Transcribe the records that follow exactly. Skip the pictures.
::: Data provided :::
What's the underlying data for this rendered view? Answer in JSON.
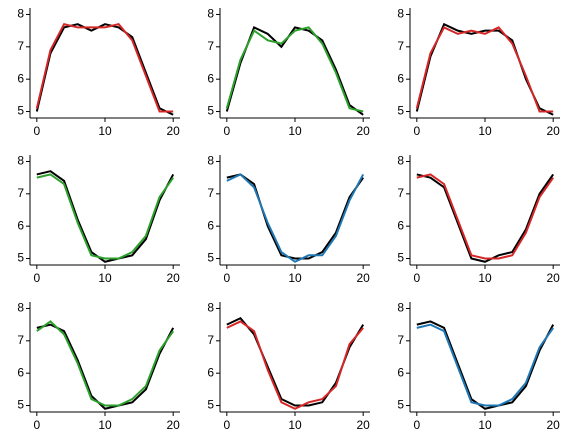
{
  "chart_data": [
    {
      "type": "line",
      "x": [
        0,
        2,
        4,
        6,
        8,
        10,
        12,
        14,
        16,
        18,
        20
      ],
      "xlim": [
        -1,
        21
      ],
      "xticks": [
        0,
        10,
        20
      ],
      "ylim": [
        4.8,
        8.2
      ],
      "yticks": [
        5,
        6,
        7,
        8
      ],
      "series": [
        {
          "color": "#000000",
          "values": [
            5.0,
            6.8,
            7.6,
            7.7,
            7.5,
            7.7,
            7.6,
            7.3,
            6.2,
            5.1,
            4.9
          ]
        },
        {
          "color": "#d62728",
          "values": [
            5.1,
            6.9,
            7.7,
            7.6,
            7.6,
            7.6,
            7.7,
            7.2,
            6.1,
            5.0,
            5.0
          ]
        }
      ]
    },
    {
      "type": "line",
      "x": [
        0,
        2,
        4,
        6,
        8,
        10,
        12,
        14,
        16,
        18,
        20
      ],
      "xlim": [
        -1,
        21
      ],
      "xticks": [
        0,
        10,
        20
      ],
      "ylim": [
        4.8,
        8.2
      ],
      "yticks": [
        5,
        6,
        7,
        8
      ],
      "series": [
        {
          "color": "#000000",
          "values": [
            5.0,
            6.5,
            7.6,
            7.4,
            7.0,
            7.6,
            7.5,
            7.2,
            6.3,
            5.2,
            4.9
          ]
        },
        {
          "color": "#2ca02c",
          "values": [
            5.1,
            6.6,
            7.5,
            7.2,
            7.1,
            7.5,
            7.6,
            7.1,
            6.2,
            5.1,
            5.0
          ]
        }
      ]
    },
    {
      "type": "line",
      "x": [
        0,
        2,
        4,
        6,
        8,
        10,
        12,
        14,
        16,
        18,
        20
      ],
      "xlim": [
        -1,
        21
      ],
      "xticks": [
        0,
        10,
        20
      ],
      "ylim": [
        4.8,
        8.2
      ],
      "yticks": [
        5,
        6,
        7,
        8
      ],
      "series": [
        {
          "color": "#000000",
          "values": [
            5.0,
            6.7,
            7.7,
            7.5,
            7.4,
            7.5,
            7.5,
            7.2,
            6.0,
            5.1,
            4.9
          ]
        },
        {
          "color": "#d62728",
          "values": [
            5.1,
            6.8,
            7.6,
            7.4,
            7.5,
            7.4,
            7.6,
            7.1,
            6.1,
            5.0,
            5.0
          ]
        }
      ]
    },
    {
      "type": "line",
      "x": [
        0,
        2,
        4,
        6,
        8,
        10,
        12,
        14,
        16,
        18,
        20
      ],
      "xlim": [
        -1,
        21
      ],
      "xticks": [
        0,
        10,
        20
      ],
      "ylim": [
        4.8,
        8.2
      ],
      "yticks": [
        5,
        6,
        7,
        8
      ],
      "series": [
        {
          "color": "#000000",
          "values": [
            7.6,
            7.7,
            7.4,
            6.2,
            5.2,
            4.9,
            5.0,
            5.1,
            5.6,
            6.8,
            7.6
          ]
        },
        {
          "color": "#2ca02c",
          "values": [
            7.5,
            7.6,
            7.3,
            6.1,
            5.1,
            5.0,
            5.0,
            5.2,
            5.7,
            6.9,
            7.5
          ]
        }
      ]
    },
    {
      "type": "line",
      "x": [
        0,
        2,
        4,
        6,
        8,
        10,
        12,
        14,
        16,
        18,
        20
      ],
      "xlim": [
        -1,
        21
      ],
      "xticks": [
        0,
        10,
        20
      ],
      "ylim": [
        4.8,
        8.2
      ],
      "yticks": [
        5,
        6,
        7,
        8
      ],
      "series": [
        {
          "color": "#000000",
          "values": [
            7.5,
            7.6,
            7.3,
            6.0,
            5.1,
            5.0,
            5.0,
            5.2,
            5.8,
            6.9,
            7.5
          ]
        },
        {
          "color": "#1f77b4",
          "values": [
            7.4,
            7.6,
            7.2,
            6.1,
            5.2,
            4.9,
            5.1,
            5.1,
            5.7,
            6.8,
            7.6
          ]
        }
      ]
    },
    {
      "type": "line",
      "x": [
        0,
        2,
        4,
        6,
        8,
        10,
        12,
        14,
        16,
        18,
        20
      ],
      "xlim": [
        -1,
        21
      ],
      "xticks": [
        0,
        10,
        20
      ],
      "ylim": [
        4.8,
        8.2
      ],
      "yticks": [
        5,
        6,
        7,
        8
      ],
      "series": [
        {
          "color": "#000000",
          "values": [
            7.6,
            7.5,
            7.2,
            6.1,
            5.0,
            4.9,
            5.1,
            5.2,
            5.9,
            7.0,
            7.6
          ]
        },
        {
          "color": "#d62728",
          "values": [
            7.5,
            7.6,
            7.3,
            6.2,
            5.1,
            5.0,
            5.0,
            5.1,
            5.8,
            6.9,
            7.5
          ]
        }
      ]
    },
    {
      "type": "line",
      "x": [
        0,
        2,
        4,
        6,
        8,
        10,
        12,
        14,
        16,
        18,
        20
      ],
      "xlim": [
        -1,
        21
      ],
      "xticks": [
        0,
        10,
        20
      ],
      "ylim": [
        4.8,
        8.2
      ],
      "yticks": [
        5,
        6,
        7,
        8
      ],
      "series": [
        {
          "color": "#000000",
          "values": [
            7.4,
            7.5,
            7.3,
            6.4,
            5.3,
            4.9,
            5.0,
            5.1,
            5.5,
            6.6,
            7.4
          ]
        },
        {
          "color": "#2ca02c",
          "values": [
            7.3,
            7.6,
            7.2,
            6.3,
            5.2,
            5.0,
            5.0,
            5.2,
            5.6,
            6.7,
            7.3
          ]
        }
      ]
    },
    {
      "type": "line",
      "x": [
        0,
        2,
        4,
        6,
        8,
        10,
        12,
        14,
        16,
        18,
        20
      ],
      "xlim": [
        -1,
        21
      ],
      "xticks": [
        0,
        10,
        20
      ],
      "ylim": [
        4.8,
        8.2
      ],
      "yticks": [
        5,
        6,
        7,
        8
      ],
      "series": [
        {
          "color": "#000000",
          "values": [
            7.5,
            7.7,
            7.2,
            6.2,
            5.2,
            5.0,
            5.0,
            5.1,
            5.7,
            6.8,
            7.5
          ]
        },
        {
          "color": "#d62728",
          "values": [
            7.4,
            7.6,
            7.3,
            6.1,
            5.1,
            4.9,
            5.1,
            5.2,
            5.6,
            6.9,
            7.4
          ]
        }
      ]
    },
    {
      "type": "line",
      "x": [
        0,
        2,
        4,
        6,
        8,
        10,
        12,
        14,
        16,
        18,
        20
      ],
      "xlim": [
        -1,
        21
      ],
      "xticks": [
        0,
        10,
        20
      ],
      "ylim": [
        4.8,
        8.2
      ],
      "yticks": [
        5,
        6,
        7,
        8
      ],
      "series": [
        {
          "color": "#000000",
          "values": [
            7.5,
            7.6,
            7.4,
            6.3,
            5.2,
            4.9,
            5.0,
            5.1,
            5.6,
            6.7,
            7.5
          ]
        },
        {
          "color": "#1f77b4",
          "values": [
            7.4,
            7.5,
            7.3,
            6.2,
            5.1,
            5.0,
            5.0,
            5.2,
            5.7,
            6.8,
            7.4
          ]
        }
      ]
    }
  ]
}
:::
Result of the task:
What's the underlying data for this rendered view? Answer in JSON.
{
  "chart_data": [
    {
      "type": "line",
      "x": [
        0,
        2,
        4,
        6,
        8,
        10,
        12,
        14,
        16,
        18,
        20
      ],
      "xlim": [
        -1,
        21
      ],
      "xticks": [
        0,
        10,
        20
      ],
      "ylim": [
        4.8,
        8.2
      ],
      "yticks": [
        5,
        6,
        7,
        8
      ],
      "series": [
        {
          "color": "#000000",
          "values": [
            5.0,
            6.8,
            7.6,
            7.7,
            7.5,
            7.7,
            7.6,
            7.3,
            6.2,
            5.1,
            4.9
          ]
        },
        {
          "color": "#d62728",
          "values": [
            5.1,
            6.9,
            7.7,
            7.6,
            7.6,
            7.6,
            7.7,
            7.2,
            6.1,
            5.0,
            5.0
          ]
        }
      ]
    },
    {
      "type": "line",
      "x": [
        0,
        2,
        4,
        6,
        8,
        10,
        12,
        14,
        16,
        18,
        20
      ],
      "xlim": [
        -1,
        21
      ],
      "xticks": [
        0,
        10,
        20
      ],
      "ylim": [
        4.8,
        8.2
      ],
      "yticks": [
        5,
        6,
        7,
        8
      ],
      "series": [
        {
          "color": "#000000",
          "values": [
            5.0,
            6.5,
            7.6,
            7.4,
            7.0,
            7.6,
            7.5,
            7.2,
            6.3,
            5.2,
            4.9
          ]
        },
        {
          "color": "#2ca02c",
          "values": [
            5.1,
            6.6,
            7.5,
            7.2,
            7.1,
            7.5,
            7.6,
            7.1,
            6.2,
            5.1,
            5.0
          ]
        }
      ]
    },
    {
      "type": "line",
      "x": [
        0,
        2,
        4,
        6,
        8,
        10,
        12,
        14,
        16,
        18,
        20
      ],
      "xlim": [
        -1,
        21
      ],
      "xticks": [
        0,
        10,
        20
      ],
      "ylim": [
        4.8,
        8.2
      ],
      "yticks": [
        5,
        6,
        7,
        8
      ],
      "series": [
        {
          "color": "#000000",
          "values": [
            5.0,
            6.7,
            7.7,
            7.5,
            7.4,
            7.5,
            7.5,
            7.2,
            6.0,
            5.1,
            4.9
          ]
        },
        {
          "color": "#d62728",
          "values": [
            5.1,
            6.8,
            7.6,
            7.4,
            7.5,
            7.4,
            7.6,
            7.1,
            6.1,
            5.0,
            5.0
          ]
        }
      ]
    },
    {
      "type": "line",
      "x": [
        0,
        2,
        4,
        6,
        8,
        10,
        12,
        14,
        16,
        18,
        20
      ],
      "xlim": [
        -1,
        21
      ],
      "xticks": [
        0,
        10,
        20
      ],
      "ylim": [
        4.8,
        8.2
      ],
      "yticks": [
        5,
        6,
        7,
        8
      ],
      "series": [
        {
          "color": "#000000",
          "values": [
            7.6,
            7.7,
            7.4,
            6.2,
            5.2,
            4.9,
            5.0,
            5.1,
            5.6,
            6.8,
            7.6
          ]
        },
        {
          "color": "#2ca02c",
          "values": [
            7.5,
            7.6,
            7.3,
            6.1,
            5.1,
            5.0,
            5.0,
            5.2,
            5.7,
            6.9,
            7.5
          ]
        }
      ]
    },
    {
      "type": "line",
      "x": [
        0,
        2,
        4,
        6,
        8,
        10,
        12,
        14,
        16,
        18,
        20
      ],
      "xlim": [
        -1,
        21
      ],
      "xticks": [
        0,
        10,
        20
      ],
      "ylim": [
        4.8,
        8.2
      ],
      "yticks": [
        5,
        6,
        7,
        8
      ],
      "series": [
        {
          "color": "#000000",
          "values": [
            7.5,
            7.6,
            7.3,
            6.0,
            5.1,
            5.0,
            5.0,
            5.2,
            5.8,
            6.9,
            7.5
          ]
        },
        {
          "color": "#1f77b4",
          "values": [
            7.4,
            7.6,
            7.2,
            6.1,
            5.2,
            4.9,
            5.1,
            5.1,
            5.7,
            6.8,
            7.6
          ]
        }
      ]
    },
    {
      "type": "line",
      "x": [
        0,
        2,
        4,
        6,
        8,
        10,
        12,
        14,
        16,
        18,
        20
      ],
      "xlim": [
        -1,
        21
      ],
      "xticks": [
        0,
        10,
        20
      ],
      "ylim": [
        4.8,
        8.2
      ],
      "yticks": [
        5,
        6,
        7,
        8
      ],
      "series": [
        {
          "color": "#000000",
          "values": [
            7.6,
            7.5,
            7.2,
            6.1,
            5.0,
            4.9,
            5.1,
            5.2,
            5.9,
            7.0,
            7.6
          ]
        },
        {
          "color": "#d62728",
          "values": [
            7.5,
            7.6,
            7.3,
            6.2,
            5.1,
            5.0,
            5.0,
            5.1,
            5.8,
            6.9,
            7.5
          ]
        }
      ]
    },
    {
      "type": "line",
      "x": [
        0,
        2,
        4,
        6,
        8,
        10,
        12,
        14,
        16,
        18,
        20
      ],
      "xlim": [
        -1,
        21
      ],
      "xticks": [
        0,
        10,
        20
      ],
      "ylim": [
        4.8,
        8.2
      ],
      "yticks": [
        5,
        6,
        7,
        8
      ],
      "series": [
        {
          "color": "#000000",
          "values": [
            7.4,
            7.5,
            7.3,
            6.4,
            5.3,
            4.9,
            5.0,
            5.1,
            5.5,
            6.6,
            7.4
          ]
        },
        {
          "color": "#2ca02c",
          "values": [
            7.3,
            7.6,
            7.2,
            6.3,
            5.2,
            5.0,
            5.0,
            5.2,
            5.6,
            6.7,
            7.3
          ]
        }
      ]
    },
    {
      "type": "line",
      "x": [
        0,
        2,
        4,
        6,
        8,
        10,
        12,
        14,
        16,
        18,
        20
      ],
      "xlim": [
        -1,
        21
      ],
      "xticks": [
        0,
        10,
        20
      ],
      "ylim": [
        4.8,
        8.2
      ],
      "yticks": [
        5,
        6,
        7,
        8
      ],
      "series": [
        {
          "color": "#000000",
          "values": [
            7.5,
            7.7,
            7.2,
            6.2,
            5.2,
            5.0,
            5.0,
            5.1,
            5.7,
            6.8,
            7.5
          ]
        },
        {
          "color": "#d62728",
          "values": [
            7.4,
            7.6,
            7.3,
            6.1,
            5.1,
            4.9,
            5.1,
            5.2,
            5.6,
            6.9,
            7.4
          ]
        }
      ]
    },
    {
      "type": "line",
      "x": [
        0,
        2,
        4,
        6,
        8,
        10,
        12,
        14,
        16,
        18,
        20
      ],
      "xlim": [
        -1,
        21
      ],
      "xticks": [
        0,
        10,
        20
      ],
      "ylim": [
        4.8,
        8.2
      ],
      "yticks": [
        5,
        6,
        7,
        8
      ],
      "series": [
        {
          "color": "#000000",
          "values": [
            7.5,
            7.6,
            7.4,
            6.3,
            5.2,
            4.9,
            5.0,
            5.1,
            5.6,
            6.7,
            7.5
          ]
        },
        {
          "color": "#1f77b4",
          "values": [
            7.4,
            7.5,
            7.3,
            6.2,
            5.1,
            5.0,
            5.0,
            5.2,
            5.7,
            6.8,
            7.4
          ]
        }
      ]
    }
  ]
}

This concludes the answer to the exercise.